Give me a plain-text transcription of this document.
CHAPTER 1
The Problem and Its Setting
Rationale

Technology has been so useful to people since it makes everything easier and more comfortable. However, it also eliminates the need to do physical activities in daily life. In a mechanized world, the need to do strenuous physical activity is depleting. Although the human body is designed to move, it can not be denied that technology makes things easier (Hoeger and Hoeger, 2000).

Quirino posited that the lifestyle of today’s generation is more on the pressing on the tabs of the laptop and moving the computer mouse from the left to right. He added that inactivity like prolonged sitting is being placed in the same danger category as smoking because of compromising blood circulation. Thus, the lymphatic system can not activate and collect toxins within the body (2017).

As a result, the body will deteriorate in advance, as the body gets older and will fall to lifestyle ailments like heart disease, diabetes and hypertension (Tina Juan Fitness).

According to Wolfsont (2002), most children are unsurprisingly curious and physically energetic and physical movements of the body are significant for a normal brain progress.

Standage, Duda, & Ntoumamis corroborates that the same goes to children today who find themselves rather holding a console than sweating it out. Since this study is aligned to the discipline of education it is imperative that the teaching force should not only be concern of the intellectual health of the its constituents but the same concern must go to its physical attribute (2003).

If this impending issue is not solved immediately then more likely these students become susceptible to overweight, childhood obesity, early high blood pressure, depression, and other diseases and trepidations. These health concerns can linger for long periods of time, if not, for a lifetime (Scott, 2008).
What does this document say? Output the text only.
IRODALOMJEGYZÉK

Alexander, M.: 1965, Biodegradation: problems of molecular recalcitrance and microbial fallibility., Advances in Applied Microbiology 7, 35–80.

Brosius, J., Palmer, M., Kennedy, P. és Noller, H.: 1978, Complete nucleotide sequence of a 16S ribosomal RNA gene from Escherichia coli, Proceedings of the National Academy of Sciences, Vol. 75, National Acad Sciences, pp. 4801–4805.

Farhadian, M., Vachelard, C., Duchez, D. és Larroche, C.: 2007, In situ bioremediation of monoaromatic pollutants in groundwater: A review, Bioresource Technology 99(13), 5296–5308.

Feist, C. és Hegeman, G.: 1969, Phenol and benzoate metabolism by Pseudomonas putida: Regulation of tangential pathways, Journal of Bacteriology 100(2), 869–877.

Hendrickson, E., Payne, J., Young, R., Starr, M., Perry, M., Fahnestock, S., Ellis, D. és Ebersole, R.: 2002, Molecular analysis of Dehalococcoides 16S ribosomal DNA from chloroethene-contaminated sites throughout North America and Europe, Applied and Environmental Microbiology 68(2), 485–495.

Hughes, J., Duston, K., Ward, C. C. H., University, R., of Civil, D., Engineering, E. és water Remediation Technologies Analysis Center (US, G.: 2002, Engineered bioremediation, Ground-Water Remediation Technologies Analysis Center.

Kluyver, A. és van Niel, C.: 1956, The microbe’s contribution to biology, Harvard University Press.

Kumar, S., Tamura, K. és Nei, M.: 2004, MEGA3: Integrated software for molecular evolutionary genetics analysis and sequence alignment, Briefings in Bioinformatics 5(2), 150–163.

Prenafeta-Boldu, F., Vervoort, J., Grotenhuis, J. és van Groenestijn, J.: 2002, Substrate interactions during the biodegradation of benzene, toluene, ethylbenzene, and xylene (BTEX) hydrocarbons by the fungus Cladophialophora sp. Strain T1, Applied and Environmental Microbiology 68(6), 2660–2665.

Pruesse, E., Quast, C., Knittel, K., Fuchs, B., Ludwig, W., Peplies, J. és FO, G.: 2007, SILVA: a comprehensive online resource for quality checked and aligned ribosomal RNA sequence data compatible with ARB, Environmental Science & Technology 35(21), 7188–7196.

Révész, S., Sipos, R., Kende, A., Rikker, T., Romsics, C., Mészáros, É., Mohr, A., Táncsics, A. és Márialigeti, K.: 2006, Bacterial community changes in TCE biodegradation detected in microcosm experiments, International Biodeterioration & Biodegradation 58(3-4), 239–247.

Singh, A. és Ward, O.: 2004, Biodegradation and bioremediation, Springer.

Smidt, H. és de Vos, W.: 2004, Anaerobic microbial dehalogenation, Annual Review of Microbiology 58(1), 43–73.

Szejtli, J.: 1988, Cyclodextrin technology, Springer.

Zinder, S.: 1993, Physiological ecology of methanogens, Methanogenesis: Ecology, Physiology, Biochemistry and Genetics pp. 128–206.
..............................
> Your assignment: Search the entries for the string "Ward". Copy every line that has it.

> Written reply:
Hughes, J., Duston, K., Ward, C. C. H., University, R., of Civil, D., Engineering, E. és water Remediation Technologies Analysis Center (US, G.: 2002, Engineered bioremediation, Ground-Water Remediation Technologies Analysis Center.
Singh, A. és Ward, O.: 2004, Biodegradation and bioremediation, Springer.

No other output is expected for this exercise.